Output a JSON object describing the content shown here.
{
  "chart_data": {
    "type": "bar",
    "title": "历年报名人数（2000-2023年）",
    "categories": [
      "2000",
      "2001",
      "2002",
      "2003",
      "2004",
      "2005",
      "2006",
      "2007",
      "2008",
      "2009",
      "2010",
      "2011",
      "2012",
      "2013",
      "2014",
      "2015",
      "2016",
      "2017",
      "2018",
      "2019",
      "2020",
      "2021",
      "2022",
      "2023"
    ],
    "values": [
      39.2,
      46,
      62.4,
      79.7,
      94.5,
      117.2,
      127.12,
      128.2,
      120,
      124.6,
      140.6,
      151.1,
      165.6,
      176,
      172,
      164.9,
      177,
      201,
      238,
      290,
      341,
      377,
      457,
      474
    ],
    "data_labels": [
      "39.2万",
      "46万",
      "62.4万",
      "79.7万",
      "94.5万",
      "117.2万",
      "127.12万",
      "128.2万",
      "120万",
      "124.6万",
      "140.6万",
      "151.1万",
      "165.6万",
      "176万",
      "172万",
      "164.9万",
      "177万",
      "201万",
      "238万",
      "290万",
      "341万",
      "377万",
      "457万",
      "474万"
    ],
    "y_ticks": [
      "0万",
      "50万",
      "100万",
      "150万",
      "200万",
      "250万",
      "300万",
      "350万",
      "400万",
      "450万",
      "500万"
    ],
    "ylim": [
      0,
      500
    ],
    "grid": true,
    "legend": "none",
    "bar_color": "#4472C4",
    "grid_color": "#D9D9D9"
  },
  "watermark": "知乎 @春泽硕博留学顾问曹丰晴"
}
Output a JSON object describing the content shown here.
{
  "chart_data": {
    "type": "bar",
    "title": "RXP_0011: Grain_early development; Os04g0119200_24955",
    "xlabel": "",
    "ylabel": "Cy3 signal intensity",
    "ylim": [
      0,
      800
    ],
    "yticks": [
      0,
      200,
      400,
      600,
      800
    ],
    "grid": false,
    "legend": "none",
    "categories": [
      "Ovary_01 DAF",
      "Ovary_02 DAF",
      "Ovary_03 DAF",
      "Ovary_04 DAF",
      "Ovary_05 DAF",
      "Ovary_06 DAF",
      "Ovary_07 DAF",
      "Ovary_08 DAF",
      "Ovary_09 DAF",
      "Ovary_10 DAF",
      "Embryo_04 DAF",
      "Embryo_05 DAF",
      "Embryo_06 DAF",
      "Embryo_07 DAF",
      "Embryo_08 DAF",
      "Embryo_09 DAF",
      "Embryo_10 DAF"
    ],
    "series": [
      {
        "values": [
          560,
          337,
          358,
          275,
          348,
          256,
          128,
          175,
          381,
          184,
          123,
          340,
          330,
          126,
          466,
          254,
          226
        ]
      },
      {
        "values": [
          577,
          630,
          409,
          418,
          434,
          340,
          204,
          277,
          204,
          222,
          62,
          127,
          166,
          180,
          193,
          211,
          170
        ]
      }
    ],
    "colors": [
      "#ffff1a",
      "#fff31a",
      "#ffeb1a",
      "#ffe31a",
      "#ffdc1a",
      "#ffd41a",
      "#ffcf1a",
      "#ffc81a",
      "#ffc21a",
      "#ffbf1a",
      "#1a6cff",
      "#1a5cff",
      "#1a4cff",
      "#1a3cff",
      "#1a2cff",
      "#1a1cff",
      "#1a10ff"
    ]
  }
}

____________________

Exercise requirements
Copy the material above verbatim.

Response to the task
Output a JSON object describing the content shown here.
{
  "chart_data": {
    "type": "bar",
    "title": "历年报名人数（2000-2023年）",
    "categories": [
      "2000",
      "2001",
      "2002",
      "2003",
      "2004",
      "2005",
      "2006",
      "2007",
      "2008",
      "2009",
      "2010",
      "2011",
      "2012",
      "2013",
      "2014",
      "2015",
      "2016",
      "2017",
      "2018",
      "2019",
      "2020",
      "2021",
      "2022",
      "2023"
    ],
    "values": [
      39.2,
      46,
      62.4,
      79.7,
      94.5,
      117.2,
      127.12,
      128.2,
      120,
      124.6,
      140.6,
      151.1,
      165.6,
      176,
      172,
      164.9,
      177,
      201,
      238,
      290,
      341,
      377,
      457,
      474
    ],
    "data_labels": [
      "39.2万",
      "46万",
      "62.4万",
      "79.7万",
      "94.5万",
      "117.2万",
      "127.12万",
      "128.2万",
      "120万",
      "124.6万",
      "140.6万",
      "151.1万",
      "165.6万",
      "176万",
      "172万",
      "164.9万",
      "177万",
      "201万",
      "238万",
      "290万",
      "341万",
      "377万",
      "457万",
      "474万"
    ],
    "y_ticks": [
      "0万",
      "50万",
      "100万",
      "150万",
      "200万",
      "250万",
      "300万",
      "350万",
      "400万",
      "450万",
      "500万"
    ],
    "ylim": [
      0,
      500
    ],
    "grid": true,
    "legend": "none",
    "bar_color": "#4472C4",
    "grid_color": "#D9D9D9"
  },
  "watermark": "知乎 @春泽硕博留学顾问曹丰晴"
}
Output a JSON object describing the content shown here.
{
  "chart_data": {
    "type": "bar",
    "title": "RXP_0011: Grain_early development; Os04g0119200_24955",
    "xlabel": "",
    "ylabel": "Cy3 signal intensity",
    "ylim": [
      0,
      800
    ],
    "yticks": [
      0,
      200,
      400,
      600,
      800
    ],
    "grid": false,
    "legend": "none",
    "categories": [
      "Ovary_01 DAF",
      "Ovary_02 DAF",
      "Ovary_03 DAF",
      "Ovary_04 DAF",
      "Ovary_05 DAF",
      "Ovary_06 DAF",
      "Ovary_07 DAF",
      "Ovary_08 DAF",
      "Ovary_09 DAF",
      "Ovary_10 DAF",
      "Embryo_04 DAF",
      "Embryo_05 DAF",
      "Embryo_06 DAF",
      "Embryo_07 DAF",
      "Embryo_08 DAF",
      "Embryo_09 DAF",
      "Embryo_10 DAF"
    ],
    "series": [
      {
        "values": [
          560,
          337,
          358,
          275,
          348,
          256,
          128,
          175,
          381,
          184,
          123,
          340,
          330,
          126,
          466,
          254,
          226
        ]
      },
      {
        "values": [
          577,
          630,
          409,
          418,
          434,
          340,
          204,
          277,
          204,
          222,
          62,
          127,
          166,
          180,
          193,
          211,
          170
        ]
      }
    ],
    "colors": [
      "#ffff1a",
      "#fff31a",
      "#ffeb1a",
      "#ffe31a",
      "#ffdc1a",
      "#ffd41a",
      "#ffcf1a",
      "#ffc81a",
      "#ffc21a",
      "#ffbf1a",
      "#1a6cff",
      "#1a5cff",
      "#1a4cff",
      "#1a3cff",
      "#1a2cff",
      "#1a1cff",
      "#1a10ff"
    ]
  }
}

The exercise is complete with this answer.